= Dataset listings of figures =
** begin **
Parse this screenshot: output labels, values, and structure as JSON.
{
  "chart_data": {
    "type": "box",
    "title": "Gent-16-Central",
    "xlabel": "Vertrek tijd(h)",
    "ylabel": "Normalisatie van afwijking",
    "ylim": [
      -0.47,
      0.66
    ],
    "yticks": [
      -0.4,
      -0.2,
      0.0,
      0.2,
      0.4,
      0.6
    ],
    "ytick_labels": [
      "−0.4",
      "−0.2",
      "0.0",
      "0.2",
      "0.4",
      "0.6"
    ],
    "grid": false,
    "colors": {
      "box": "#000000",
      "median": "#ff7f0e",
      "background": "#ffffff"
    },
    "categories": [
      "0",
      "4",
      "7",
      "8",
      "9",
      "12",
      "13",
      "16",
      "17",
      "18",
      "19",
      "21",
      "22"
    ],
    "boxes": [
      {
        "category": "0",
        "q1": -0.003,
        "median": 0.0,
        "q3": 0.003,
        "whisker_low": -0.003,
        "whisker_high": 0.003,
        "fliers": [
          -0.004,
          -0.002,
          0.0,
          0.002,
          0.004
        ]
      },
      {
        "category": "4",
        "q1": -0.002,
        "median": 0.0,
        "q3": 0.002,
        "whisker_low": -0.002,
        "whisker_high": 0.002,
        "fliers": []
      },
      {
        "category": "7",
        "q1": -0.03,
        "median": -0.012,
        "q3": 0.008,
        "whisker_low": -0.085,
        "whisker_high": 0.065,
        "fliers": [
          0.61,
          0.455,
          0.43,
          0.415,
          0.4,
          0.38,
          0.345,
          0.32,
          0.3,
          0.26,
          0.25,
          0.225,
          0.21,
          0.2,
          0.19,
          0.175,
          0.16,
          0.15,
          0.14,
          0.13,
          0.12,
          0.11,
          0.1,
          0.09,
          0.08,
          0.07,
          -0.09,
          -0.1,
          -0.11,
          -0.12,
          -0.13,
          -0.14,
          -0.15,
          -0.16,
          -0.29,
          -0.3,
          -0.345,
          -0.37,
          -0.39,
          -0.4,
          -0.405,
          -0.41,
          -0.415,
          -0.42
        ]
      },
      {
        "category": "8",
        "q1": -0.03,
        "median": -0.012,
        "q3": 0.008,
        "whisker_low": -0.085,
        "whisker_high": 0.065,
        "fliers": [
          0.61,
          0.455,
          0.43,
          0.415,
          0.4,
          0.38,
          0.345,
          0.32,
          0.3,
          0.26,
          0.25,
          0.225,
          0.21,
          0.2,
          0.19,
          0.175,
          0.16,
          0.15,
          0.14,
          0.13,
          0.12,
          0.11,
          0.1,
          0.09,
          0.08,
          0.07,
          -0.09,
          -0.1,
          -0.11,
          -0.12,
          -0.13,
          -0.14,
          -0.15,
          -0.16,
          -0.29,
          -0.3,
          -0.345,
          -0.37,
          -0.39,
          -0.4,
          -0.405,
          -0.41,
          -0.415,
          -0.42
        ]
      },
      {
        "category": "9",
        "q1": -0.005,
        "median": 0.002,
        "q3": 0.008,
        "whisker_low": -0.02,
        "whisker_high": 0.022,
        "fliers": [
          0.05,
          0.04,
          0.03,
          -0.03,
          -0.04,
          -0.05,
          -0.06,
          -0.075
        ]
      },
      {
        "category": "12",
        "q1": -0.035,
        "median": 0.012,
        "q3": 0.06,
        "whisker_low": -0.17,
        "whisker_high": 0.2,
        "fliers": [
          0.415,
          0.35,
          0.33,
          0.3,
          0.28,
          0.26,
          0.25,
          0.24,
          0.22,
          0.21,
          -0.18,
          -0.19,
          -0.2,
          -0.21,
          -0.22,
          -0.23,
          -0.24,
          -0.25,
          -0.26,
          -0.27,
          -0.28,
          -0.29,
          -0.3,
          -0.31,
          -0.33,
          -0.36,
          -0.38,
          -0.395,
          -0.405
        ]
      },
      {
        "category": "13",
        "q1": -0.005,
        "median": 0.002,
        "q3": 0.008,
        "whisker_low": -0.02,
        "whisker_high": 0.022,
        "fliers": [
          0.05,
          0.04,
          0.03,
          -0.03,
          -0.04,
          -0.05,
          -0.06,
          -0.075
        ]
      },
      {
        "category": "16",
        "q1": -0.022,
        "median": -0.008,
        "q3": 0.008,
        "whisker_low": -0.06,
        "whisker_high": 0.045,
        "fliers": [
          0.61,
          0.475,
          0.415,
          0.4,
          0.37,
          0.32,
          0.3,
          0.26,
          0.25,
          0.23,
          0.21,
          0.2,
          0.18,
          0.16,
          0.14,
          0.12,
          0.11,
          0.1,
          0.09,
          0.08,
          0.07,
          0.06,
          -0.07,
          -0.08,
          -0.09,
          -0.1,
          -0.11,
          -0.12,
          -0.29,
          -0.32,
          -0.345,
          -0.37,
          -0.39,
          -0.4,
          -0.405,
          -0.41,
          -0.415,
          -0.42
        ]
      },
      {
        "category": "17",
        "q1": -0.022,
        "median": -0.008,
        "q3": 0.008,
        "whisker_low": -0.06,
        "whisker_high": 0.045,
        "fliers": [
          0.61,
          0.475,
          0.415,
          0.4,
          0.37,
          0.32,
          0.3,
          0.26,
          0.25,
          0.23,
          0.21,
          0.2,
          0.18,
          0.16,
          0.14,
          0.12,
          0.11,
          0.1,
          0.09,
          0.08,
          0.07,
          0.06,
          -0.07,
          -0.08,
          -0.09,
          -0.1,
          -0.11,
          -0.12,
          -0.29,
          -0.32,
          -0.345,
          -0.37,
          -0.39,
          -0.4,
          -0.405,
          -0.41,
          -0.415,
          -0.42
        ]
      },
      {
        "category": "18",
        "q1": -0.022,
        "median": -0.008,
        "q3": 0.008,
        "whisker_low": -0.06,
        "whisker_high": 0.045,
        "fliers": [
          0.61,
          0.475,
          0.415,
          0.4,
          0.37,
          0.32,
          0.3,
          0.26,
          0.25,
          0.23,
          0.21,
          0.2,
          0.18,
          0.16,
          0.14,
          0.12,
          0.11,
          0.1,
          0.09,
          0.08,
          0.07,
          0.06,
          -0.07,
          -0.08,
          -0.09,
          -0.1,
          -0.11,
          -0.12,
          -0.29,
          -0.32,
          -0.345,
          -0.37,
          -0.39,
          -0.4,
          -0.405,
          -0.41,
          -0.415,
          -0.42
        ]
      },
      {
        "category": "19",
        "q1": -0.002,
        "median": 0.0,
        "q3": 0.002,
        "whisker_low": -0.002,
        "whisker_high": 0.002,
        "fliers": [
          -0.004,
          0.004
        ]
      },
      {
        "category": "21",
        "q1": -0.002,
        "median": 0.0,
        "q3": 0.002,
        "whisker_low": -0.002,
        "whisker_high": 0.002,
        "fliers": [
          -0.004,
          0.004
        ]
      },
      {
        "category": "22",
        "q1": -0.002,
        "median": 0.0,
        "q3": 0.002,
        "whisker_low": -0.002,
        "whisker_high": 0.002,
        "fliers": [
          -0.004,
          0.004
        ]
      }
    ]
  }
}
** end **
= Job =
From the records above, please extract every line and repeat it exactly.

= Right answer =
Parse this screenshot: output labels, values, and structure as JSON.
{
  "chart_data": {
    "type": "box",
    "title": "Gent-16-Central",
    "xlabel": "Vertrek tijd(h)",
    "ylabel": "Normalisatie van afwijking",
    "ylim": [
      -0.47,
      0.66
    ],
    "yticks": [
      -0.4,
      -0.2,
      0.0,
      0.2,
      0.4,
      0.6
    ],
    "ytick_labels": [
      "−0.4",
      "−0.2",
      "0.0",
      "0.2",
      "0.4",
      "0.6"
    ],
    "grid": false,
    "colors": {
      "box": "#000000",
      "median": "#ff7f0e",
      "background": "#ffffff"
    },
    "categories": [
      "0",
      "4",
      "7",
      "8",
      "9",
      "12",
      "13",
      "16",
      "17",
      "18",
      "19",
      "21",
      "22"
    ],
    "boxes": [
      {
        "category": "0",
        "q1": -0.003,
        "median": 0.0,
        "q3": 0.003,
        "whisker_low": -0.003,
        "whisker_high": 0.003,
        "fliers": [
          -0.004,
          -0.002,
          0.0,
          0.002,
          0.004
        ]
      },
      {
        "category": "4",
        "q1": -0.002,
        "median": 0.0,
        "q3": 0.002,
        "whisker_low": -0.002,
        "whisker_high": 0.002,
        "fliers": []
      },
      {
        "category": "7",
        "q1": -0.03,
        "median": -0.012,
        "q3": 0.008,
        "whisker_low": -0.085,
        "whisker_high": 0.065,
        "fliers": [
          0.61,
          0.455,
          0.43,
          0.415,
          0.4,
          0.38,
          0.345,
          0.32,
          0.3,
          0.26,
          0.25,
          0.225,
          0.21,
          0.2,
          0.19,
          0.175,
          0.16,
          0.15,
          0.14,
          0.13,
          0.12,
          0.11,
          0.1,
          0.09,
          0.08,
          0.07,
          -0.09,
          -0.1,
          -0.11,
          -0.12,
          -0.13,
          -0.14,
          -0.15,
          -0.16,
          -0.29,
          -0.3,
          -0.345,
          -0.37,
          -0.39,
          -0.4,
          -0.405,
          -0.41,
          -0.415,
          -0.42
        ]
      },
      {
        "category": "8",
        "q1": -0.03,
        "median": -0.012,
        "q3": 0.008,
        "whisker_low": -0.085,
        "whisker_high": 0.065,
        "fliers": [
          0.61,
          0.455,
          0.43,
          0.415,
          0.4,
          0.38,
          0.345,
          0.32,
          0.3,
          0.26,
          0.25,
          0.225,
          0.21,
          0.2,
          0.19,
          0.175,
          0.16,
          0.15,
          0.14,
          0.13,
          0.12,
          0.11,
          0.1,
          0.09,
          0.08,
          0.07,
          -0.09,
          -0.1,
          -0.11,
          -0.12,
          -0.13,
          -0.14,
          -0.15,
          -0.16,
          -0.29,
          -0.3,
          -0.345,
          -0.37,
          -0.39,
          -0.4,
          -0.405,
          -0.41,
          -0.415,
          -0.42
        ]
      },
      {
        "category": "9",
        "q1": -0.005,
        "median": 0.002,
        "q3": 0.008,
        "whisker_low": -0.02,
        "whisker_high": 0.022,
        "fliers": [
          0.05,
          0.04,
          0.03,
          -0.03,
          -0.04,
          -0.05,
          -0.06,
          -0.075
        ]
      },
      {
        "category": "12",
        "q1": -0.035,
        "median": 0.012,
        "q3": 0.06,
        "whisker_low": -0.17,
        "whisker_high": 0.2,
        "fliers": [
          0.415,
          0.35,
          0.33,
          0.3,
          0.28,
          0.26,
          0.25,
          0.24,
          0.22,
          0.21,
          -0.18,
          -0.19,
          -0.2,
          -0.21,
          -0.22,
          -0.23,
          -0.24,
          -0.25,
          -0.26,
          -0.27,
          -0.28,
          -0.29,
          -0.3,
          -0.31,
          -0.33,
          -0.36,
          -0.38,
          -0.395,
          -0.405
        ]
      },
      {
        "category": "13",
        "q1": -0.005,
        "median": 0.002,
        "q3": 0.008,
        "whisker_low": -0.02,
        "whisker_high": 0.022,
        "fliers": [
          0.05,
          0.04,
          0.03,
          -0.03,
          -0.04,
          -0.05,
          -0.06,
          -0.075
        ]
      },
      {
        "category": "16",
        "q1": -0.022,
        "median": -0.008,
        "q3": 0.008,
        "whisker_low": -0.06,
        "whisker_high": 0.045,
        "fliers": [
          0.61,
          0.475,
          0.415,
          0.4,
          0.37,
          0.32,
          0.3,
          0.26,
          0.25,
          0.23,
          0.21,
          0.2,
          0.18,
          0.16,
          0.14,
          0.12,
          0.11,
          0.1,
          0.09,
          0.08,
          0.07,
          0.06,
          -0.07,
          -0.08,
          -0.09,
          -0.1,
          -0.11,
          -0.12,
          -0.29,
          -0.32,
          -0.345,
          -0.37,
          -0.39,
          -0.4,
          -0.405,
          -0.41,
          -0.415,
          -0.42
        ]
      },
      {
        "category": "17",
        "q1": -0.022,
        "median": -0.008,
        "q3": 0.008,
        "whisker_low": -0.06,
        "whisker_high": 0.045,
        "fliers": [
          0.61,
          0.475,
          0.415,
          0.4,
          0.37,
          0.32,
          0.3,
          0.26,
          0.25,
          0.23,
          0.21,
          0.2,
          0.18,
          0.16,
          0.14,
          0.12,
          0.11,
          0.1,
          0.09,
          0.08,
          0.07,
          0.06,
          -0.07,
          -0.08,
          -0.09,
          -0.1,
          -0.11,
          -0.12,
          -0.29,
          -0.32,
          -0.345,
          -0.37,
          -0.39,
          -0.4,
          -0.405,
          -0.41,
          -0.415,
          -0.42
        ]
      },
      {
        "category": "18",
        "q1": -0.022,
        "median": -0.008,
        "q3": 0.008,
        "whisker_low": -0.06,
        "whisker_high": 0.045,
        "fliers": [
          0.61,
          0.475,
          0.415,
          0.4,
          0.37,
          0.32,
          0.3,
          0.26,
          0.25,
          0.23,
          0.21,
          0.2,
          0.18,
          0.16,
          0.14,
          0.12,
          0.11,
          0.1,
          0.09,
          0.08,
          0.07,
          0.06,
          -0.07,
          -0.08,
          -0.09,
          -0.1,
          -0.11,
          -0.12,
          -0.29,
          -0.32,
          -0.345,
          -0.37,
          -0.39,
          -0.4,
          -0.405,
          -0.41,
          -0.415,
          -0.42
        ]
      },
      {
        "category": "19",
        "q1": -0.002,
        "median": 0.0,
        "q3": 0.002,
        "whisker_low": -0.002,
        "whisker_high": 0.002,
        "fliers": [
          -0.004,
          0.004
        ]
      },
      {
        "category": "21",
        "q1": -0.002,
        "median": 0.0,
        "q3": 0.002,
        "whisker_low": -0.002,
        "whisker_high": 0.002,
        "fliers": [
          -0.004,
          0.004
        ]
      },
      {
        "category": "22",
        "q1": -0.002,
        "median": 0.0,
        "q3": 0.002,
        "whisker_low": -0.002,
        "whisker_high": 0.002,
        "fliers": [
          -0.004,
          0.004
        ]
      }
    ]
  }
}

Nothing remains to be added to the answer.